#### ENTRIES
________________________________________

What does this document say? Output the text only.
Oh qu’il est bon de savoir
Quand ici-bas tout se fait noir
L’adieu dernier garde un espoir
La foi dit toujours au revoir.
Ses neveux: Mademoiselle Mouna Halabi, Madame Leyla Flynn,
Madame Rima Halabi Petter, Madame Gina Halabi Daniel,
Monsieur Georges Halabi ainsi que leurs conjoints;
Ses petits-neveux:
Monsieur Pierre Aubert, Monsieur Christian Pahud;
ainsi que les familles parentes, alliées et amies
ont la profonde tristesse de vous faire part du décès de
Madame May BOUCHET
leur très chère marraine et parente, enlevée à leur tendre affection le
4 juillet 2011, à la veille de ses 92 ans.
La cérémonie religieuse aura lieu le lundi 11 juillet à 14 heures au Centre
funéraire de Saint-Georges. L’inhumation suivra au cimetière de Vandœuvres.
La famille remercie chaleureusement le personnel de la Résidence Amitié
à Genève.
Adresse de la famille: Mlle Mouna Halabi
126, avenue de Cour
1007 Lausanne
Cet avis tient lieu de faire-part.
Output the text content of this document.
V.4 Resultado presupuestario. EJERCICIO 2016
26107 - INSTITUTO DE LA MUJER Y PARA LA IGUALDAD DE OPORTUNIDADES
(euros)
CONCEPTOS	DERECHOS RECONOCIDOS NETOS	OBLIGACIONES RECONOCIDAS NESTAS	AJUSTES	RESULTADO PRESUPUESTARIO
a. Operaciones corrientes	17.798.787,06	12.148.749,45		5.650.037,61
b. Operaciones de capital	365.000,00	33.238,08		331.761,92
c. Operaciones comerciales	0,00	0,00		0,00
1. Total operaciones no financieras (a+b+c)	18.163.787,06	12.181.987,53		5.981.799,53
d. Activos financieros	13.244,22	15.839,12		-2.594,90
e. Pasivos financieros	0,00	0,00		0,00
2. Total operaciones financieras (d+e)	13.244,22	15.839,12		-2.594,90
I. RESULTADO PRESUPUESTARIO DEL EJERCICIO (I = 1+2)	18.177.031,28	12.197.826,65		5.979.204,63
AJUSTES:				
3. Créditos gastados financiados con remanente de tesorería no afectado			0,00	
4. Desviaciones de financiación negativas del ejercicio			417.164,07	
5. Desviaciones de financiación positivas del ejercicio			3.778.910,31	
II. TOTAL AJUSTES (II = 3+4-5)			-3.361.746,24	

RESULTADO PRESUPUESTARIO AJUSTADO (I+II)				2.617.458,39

________________________________________

#### OBJECTIVE
Print the listing above in its entirety, with every line exact.

#### SOLUTION TO THIS TASK
What does this document say? Output the text only.
Oh qu’il est bon de savoir
Quand ici-bas tout se fait noir
L’adieu dernier garde un espoir
La foi dit toujours au revoir.
Ses neveux: Mademoiselle Mouna Halabi, Madame Leyla Flynn,
Madame Rima Halabi Petter, Madame Gina Halabi Daniel,
Monsieur Georges Halabi ainsi que leurs conjoints;
Ses petits-neveux:
Monsieur Pierre Aubert, Monsieur Christian Pahud;
ainsi que les familles parentes, alliées et amies
ont la profonde tristesse de vous faire part du décès de
Madame May BOUCHET
leur très chère marraine et parente, enlevée à leur tendre affection le
4 juillet 2011, à la veille de ses 92 ans.
La cérémonie religieuse aura lieu le lundi 11 juillet à 14 heures au Centre
funéraire de Saint-Georges. L’inhumation suivra au cimetière de Vandœuvres.
La famille remercie chaleureusement le personnel de la Résidence Amitié
à Genève.
Adresse de la famille: Mlle Mouna Halabi
126, avenue de Cour
1007 Lausanne
Cet avis tient lieu de faire-part.
Output the text content of this document.
V.4 Resultado presupuestario. EJERCICIO 2016
26107 - INSTITUTO DE LA MUJER Y PARA LA IGUALDAD DE OPORTUNIDADES
(euros)
CONCEPTOS	DERECHOS RECONOCIDOS NETOS	OBLIGACIONES RECONOCIDAS NESTAS	AJUSTES	RESULTADO PRESUPUESTARIO
a. Operaciones corrientes	17.798.787,06	12.148.749,45		5.650.037,61
b. Operaciones de capital	365.000,00	33.238,08		331.761,92
c. Operaciones comerciales	0,00	0,00		0,00
1. Total operaciones no financieras (a+b+c)	18.163.787,06	12.181.987,53		5.981.799,53
d. Activos financieros	13.244,22	15.839,12		-2.594,90
e. Pasivos financieros	0,00	0,00		0,00
2. Total operaciones financieras (d+e)	13.244,22	15.839,12		-2.594,90
I. RESULTADO PRESUPUESTARIO DEL EJERCICIO (I = 1+2)	18.177.031,28	12.197.826,65		5.979.204,63
AJUSTES:				
3. Créditos gastados financiados con remanente de tesorería no afectado			0,00	
4. Desviaciones de financiación negativas del ejercicio			417.164,07	
5. Desviaciones de financiación positivas del ejercicio			3.778.910,31	
II. TOTAL AJUSTES (II = 3+4-5)			-3.361.746,24	

RESULTADO PRESUPUESTARIO AJUSTADO (I+II)				2.617.458,39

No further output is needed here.